- **Aim of the task**:
Reproduce the entries word for word, and omit any picture you find in them.

(Data records)
◆ ◆ ◆ ◆ ◆

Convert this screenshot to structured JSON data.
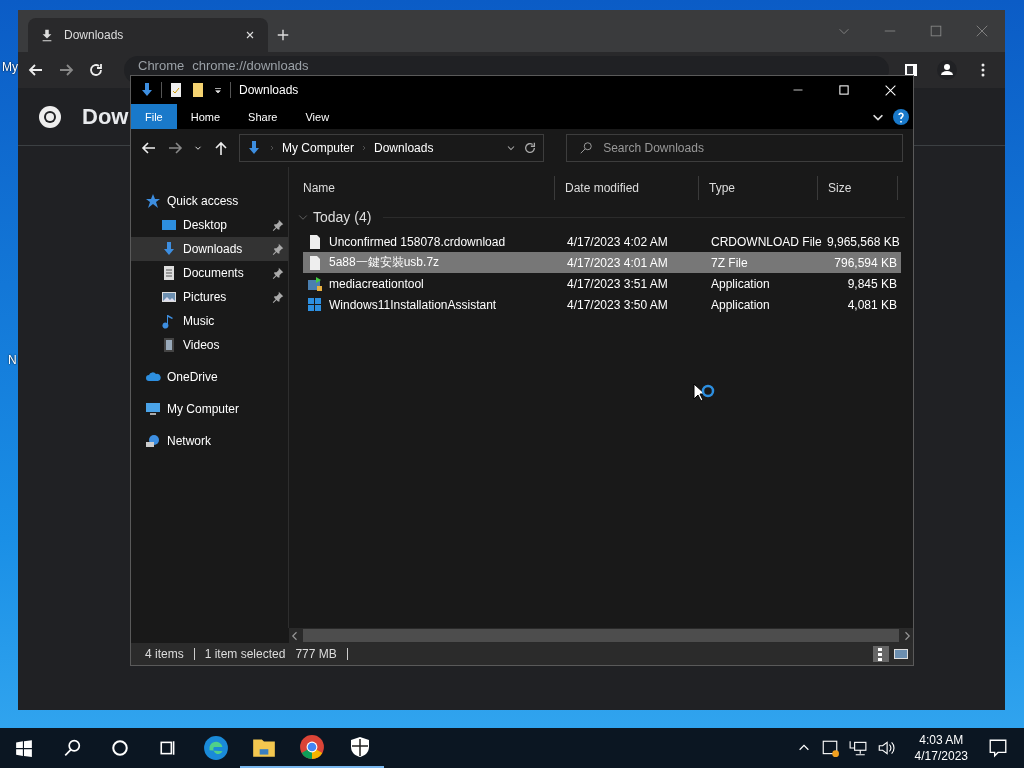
{
  "desktop": {
    "icon_labels": [
      "My",
      "N"
    ]
  },
  "browser": {
    "tab": {
      "title": "Downloads",
      "selected": true
    },
    "address": {
      "site": "Chrome",
      "url": "chrome://downloads"
    },
    "page_heading": "Dow"
  },
  "explorer": {
    "title": "Downloads",
    "ribbon_tabs": [
      {
        "label": "File",
        "selected": true
      },
      {
        "label": "Home",
        "selected": false
      },
      {
        "label": "Share",
        "selected": false
      },
      {
        "label": "View",
        "selected": false
      }
    ],
    "breadcrumb": [
      "My Computer",
      "Downloads"
    ],
    "search": {
      "placeholder": "Search Downloads"
    },
    "sidebar": [
      {
        "label": "Quick access",
        "kind": "star",
        "selected": false,
        "children": [
          {
            "label": "Desktop",
            "kind": "desktop",
            "pinned": true,
            "selected": false
          },
          {
            "label": "Downloads",
            "kind": "download",
            "pinned": true,
            "selected": true
          },
          {
            "label": "Documents",
            "kind": "documents",
            "pinned": true,
            "selected": false
          },
          {
            "label": "Pictures",
            "kind": "pictures",
            "pinned": true,
            "selected": false
          },
          {
            "label": "Music",
            "kind": "music",
            "pinned": false,
            "selected": false
          },
          {
            "label": "Videos",
            "kind": "videos",
            "pinned": false,
            "selected": false
          }
        ]
      },
      {
        "label": "OneDrive",
        "kind": "cloud",
        "selected": false
      },
      {
        "label": "My Computer",
        "kind": "computer",
        "selected": false
      },
      {
        "label": "Network",
        "kind": "network",
        "selected": false
      }
    ],
    "columns": [
      "Name",
      "Date modified",
      "Type",
      "Size"
    ],
    "group": "Today (4)",
    "files": [
      {
        "name": "Unconfirmed 158078.crdownload",
        "date": "4/17/2023 4:02 AM",
        "type": "CRDOWNLOAD File",
        "size": "9,965,568 KB",
        "kind": "file",
        "selected": false
      },
      {
        "name": "5a88一鍵安裝usb.7z",
        "date": "4/17/2023 4:01 AM",
        "type": "7Z File",
        "size": "796,594 KB",
        "kind": "file",
        "selected": true
      },
      {
        "name": "mediacreationtool",
        "date": "4/17/2023 3:51 AM",
        "type": "Application",
        "size": "9,845 KB",
        "kind": "setup",
        "selected": false
      },
      {
        "name": "Windows11InstallationAssistant",
        "date": "4/17/2023 3:50 AM",
        "type": "Application",
        "size": "4,081 KB",
        "kind": "windows",
        "selected": false
      }
    ],
    "status": {
      "count": "4 items",
      "selection": "1 item selected",
      "selection_size": "777 MB"
    }
  },
  "taskbar": {
    "apps": [
      {
        "kind": "edge",
        "running": false
      },
      {
        "kind": "explorer",
        "running": true
      },
      {
        "kind": "chrome",
        "running": true
      },
      {
        "kind": "shield",
        "running": true
      }
    ],
    "time": "4:03 AM",
    "date": "4/17/2023"
  }
}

◆ ◆ ◆ ◆ ◆

- **Reply**:
Convert this screenshot to structured JSON data.
{
  "desktop": {
    "icon_labels": [
      "My",
      "N"
    ]
  },
  "browser": {
    "tab": {
      "title": "Downloads",
      "selected": true
    },
    "address": {
      "site": "Chrome",
      "url": "chrome://downloads"
    },
    "page_heading": "Dow"
  },
  "explorer": {
    "title": "Downloads",
    "ribbon_tabs": [
      {
        "label": "File",
        "selected": true
      },
      {
        "label": "Home",
        "selected": false
      },
      {
        "label": "Share",
        "selected": false
      },
      {
        "label": "View",
        "selected": false
      }
    ],
    "breadcrumb": [
      "My Computer",
      "Downloads"
    ],
    "search": {
      "placeholder": "Search Downloads"
    },
    "sidebar": [
      {
        "label": "Quick access",
        "kind": "star",
        "selected": false,
        "children": [
          {
            "label": "Desktop",
            "kind": "desktop",
            "pinned": true,
            "selected": false
          },
          {
            "label": "Downloads",
            "kind": "download",
            "pinned": true,
            "selected": true
          },
          {
            "label": "Documents",
            "kind": "documents",
            "pinned": true,
            "selected": false
          },
          {
            "label": "Pictures",
            "kind": "pictures",
            "pinned": true,
            "selected": false
          },
          {
            "label": "Music",
            "kind": "music",
            "pinned": false,
            "selected": false
          },
          {
            "label": "Videos",
            "kind": "videos",
            "pinned": false,
            "selected": false
          }
        ]
      },
      {
        "label": "OneDrive",
        "kind": "cloud",
        "selected": false
      },
      {
        "label": "My Computer",
        "kind": "computer",
        "selected": false
      },
      {
        "label": "Network",
        "kind": "network",
        "selected": false
      }
    ],
    "columns": [
      "Name",
      "Date modified",
      "Type",
      "Size"
    ],
    "group": "Today (4)",
    "files": [
      {
        "name": "Unconfirmed 158078.crdownload",
        "date": "4/17/2023 4:02 AM",
        "type": "CRDOWNLOAD File",
        "size": "9,965,568 KB",
        "kind": "file",
        "selected": false
      },
      {
        "name": "5a88一鍵安裝usb.7z",
        "date": "4/17/2023 4:01 AM",
        "type": "7Z File",
        "size": "796,594 KB",
        "kind": "file",
        "selected": true
      },
      {
        "name": "mediacreationtool",
        "date": "4/17/2023 3:51 AM",
        "type": "Application",
        "size": "9,845 KB",
        "kind": "setup",
        "selected": false
      },
      {
        "name": "Windows11InstallationAssistant",
        "date": "4/17/2023 3:50 AM",
        "type": "Application",
        "size": "4,081 KB",
        "kind": "windows",
        "selected": false
      }
    ],
    "status": {
      "count": "4 items",
      "selection": "1 item selected",
      "selection_size": "777 MB"
    }
  },
  "taskbar": {
    "apps": [
      {
        "kind": "edge",
        "running": false
      },
      {
        "kind": "explorer",
        "running": true
      },
      {
        "kind": "chrome",
        "running": true
      },
      {
        "kind": "shield",
        "running": true
      }
    ],
    "time": "4:03 AM",
    "date": "4/17/2023"
  }
}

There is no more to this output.